>> Start Data shown
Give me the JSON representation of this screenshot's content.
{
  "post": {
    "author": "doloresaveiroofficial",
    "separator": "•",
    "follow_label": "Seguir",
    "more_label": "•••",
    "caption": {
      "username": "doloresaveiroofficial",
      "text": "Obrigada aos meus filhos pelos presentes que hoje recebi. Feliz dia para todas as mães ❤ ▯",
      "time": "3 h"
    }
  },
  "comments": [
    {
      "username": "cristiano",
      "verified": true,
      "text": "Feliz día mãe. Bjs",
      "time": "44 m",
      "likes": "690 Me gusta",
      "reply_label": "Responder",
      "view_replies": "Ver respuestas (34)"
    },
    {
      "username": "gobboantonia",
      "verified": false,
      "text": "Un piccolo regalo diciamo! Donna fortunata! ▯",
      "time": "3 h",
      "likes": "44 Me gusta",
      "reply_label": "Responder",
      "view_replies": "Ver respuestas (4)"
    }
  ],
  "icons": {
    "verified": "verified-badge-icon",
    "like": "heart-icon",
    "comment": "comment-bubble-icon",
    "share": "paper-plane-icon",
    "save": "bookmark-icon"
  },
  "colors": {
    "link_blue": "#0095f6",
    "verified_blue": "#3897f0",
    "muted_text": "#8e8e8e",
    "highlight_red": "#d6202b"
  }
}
>> End Data shown
## Given request
Go through the entries above and pull out each line with "doloresaveiroofficial" in it.

## Answer below
    "author": "doloresaveiroofficial",
      "username": "doloresaveiroofficial",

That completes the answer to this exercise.